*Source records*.
-- -- --

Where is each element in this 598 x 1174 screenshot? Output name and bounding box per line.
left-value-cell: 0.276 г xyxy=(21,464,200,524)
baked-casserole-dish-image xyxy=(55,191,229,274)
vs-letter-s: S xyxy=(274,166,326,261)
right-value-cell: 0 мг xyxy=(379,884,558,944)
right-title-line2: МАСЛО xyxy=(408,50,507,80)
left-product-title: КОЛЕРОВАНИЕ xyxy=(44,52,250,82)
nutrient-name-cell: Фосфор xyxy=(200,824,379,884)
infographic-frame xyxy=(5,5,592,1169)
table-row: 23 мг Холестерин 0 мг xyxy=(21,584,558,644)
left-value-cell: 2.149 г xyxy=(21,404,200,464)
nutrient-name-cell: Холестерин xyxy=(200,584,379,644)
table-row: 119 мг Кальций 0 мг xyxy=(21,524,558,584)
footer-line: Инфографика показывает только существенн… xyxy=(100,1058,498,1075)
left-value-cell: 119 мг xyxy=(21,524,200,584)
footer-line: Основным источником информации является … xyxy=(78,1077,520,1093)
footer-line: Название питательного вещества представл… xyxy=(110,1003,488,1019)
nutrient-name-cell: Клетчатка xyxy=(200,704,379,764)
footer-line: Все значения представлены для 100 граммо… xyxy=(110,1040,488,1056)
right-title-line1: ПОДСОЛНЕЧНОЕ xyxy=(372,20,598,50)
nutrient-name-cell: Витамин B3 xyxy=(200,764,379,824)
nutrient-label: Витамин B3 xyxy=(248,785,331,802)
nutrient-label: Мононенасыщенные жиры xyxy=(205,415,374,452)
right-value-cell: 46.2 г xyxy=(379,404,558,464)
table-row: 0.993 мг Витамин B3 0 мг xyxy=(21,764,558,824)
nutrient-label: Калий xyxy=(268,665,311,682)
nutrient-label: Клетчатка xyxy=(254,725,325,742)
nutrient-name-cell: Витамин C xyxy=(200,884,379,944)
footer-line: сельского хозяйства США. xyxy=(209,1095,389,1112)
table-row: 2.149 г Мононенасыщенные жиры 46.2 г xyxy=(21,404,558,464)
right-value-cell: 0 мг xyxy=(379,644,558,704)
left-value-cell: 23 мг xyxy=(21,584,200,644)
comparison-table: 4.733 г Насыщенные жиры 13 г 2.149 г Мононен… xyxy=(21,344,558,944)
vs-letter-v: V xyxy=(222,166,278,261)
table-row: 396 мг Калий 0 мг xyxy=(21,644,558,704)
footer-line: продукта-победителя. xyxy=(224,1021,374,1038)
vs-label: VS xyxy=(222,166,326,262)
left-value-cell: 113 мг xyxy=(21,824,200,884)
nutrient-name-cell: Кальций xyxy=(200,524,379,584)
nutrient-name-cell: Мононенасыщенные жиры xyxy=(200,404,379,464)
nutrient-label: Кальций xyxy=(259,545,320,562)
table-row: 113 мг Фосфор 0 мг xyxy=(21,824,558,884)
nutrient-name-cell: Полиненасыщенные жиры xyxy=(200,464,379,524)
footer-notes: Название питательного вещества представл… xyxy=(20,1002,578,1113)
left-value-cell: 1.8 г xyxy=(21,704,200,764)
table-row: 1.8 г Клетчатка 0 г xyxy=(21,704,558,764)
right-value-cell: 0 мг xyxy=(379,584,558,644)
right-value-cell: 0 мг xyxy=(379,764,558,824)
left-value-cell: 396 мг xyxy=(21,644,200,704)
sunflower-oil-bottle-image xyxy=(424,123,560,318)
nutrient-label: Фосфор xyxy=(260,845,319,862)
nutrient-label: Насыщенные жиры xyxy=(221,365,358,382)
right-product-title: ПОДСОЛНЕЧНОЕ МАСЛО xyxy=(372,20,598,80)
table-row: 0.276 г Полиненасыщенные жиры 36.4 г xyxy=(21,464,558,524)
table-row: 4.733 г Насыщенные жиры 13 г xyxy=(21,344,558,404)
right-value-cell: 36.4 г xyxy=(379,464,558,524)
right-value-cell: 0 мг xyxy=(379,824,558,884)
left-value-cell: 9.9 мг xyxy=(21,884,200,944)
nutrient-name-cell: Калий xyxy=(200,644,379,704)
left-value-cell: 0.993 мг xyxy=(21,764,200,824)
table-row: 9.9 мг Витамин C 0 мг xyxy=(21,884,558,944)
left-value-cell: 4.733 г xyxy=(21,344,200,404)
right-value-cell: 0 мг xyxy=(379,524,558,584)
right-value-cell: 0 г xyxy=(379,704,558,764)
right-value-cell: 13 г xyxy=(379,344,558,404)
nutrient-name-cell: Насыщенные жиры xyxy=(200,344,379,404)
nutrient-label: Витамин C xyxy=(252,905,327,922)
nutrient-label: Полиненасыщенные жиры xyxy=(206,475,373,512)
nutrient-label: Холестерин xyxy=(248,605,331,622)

-- -- --

*What the exercise asks*.
Quote the material word for word, starting with its first line and stopping after the line that contains "left-value-cell: 23 мг xyxy=(21,584,200,644)".

*Answer to the exercise*.
Where is each element in this 598 x 1174 screenshot? Output name and bounding box per line.
left-value-cell: 0.276 г xyxy=(21,464,200,524)
baked-casserole-dish-image xyxy=(55,191,229,274)
vs-letter-s: S xyxy=(274,166,326,261)
right-value-cell: 0 мг xyxy=(379,884,558,944)
right-title-line2: МАСЛО xyxy=(408,50,507,80)
left-product-title: КОЛЕРОВАНИЕ xyxy=(44,52,250,82)
nutrient-name-cell: Фосфор xyxy=(200,824,379,884)
infographic-frame xyxy=(5,5,592,1169)
table-row: 23 мг Холестерин 0 мг xyxy=(21,584,558,644)
left-value-cell: 2.149 г xyxy=(21,404,200,464)
nutrient-name-cell: Холестерин xyxy=(200,584,379,644)
table-row: 119 мг Кальций 0 мг xyxy=(21,524,558,584)
footer-line: Инфографика показывает только существенн… xyxy=(100,1058,498,1075)
left-value-cell: 119 мг xyxy=(21,524,200,584)
footer-line: Основным источником информации является … xyxy=(78,1077,520,1093)
footer-line: Название питательного вещества представл… xyxy=(110,1003,488,1019)
nutrient-name-cell: Клетчатка xyxy=(200,704,379,764)
footer-line: Все значения представлены для 100 граммо… xyxy=(110,1040,488,1056)
right-title-line1: ПОДСОЛНЕЧНОЕ xyxy=(372,20,598,50)
nutrient-name-cell: Витамин B3 xyxy=(200,764,379,824)
nutrient-label: Витамин B3 xyxy=(248,785,331,802)
nutrient-label: Мононенасыщенные жиры xyxy=(205,415,374,452)
right-value-cell: 46.2 г xyxy=(379,404,558,464)
table-row: 0.993 мг Витамин B3 0 мг xyxy=(21,764,558,824)
nutrient-label: Калий xyxy=(268,665,311,682)
nutrient-label: Клетчатка xyxy=(254,725,325,742)
nutrient-name-cell: Витамин C xyxy=(200,884,379,944)
footer-line: сельского хозяйства США. xyxy=(209,1095,389,1112)
table-row: 2.149 г Мононенасыщенные жиры 46.2 г xyxy=(21,404,558,464)
right-value-cell: 0 мг xyxy=(379,644,558,704)
left-value-cell: 23 мг xyxy=(21,584,200,644)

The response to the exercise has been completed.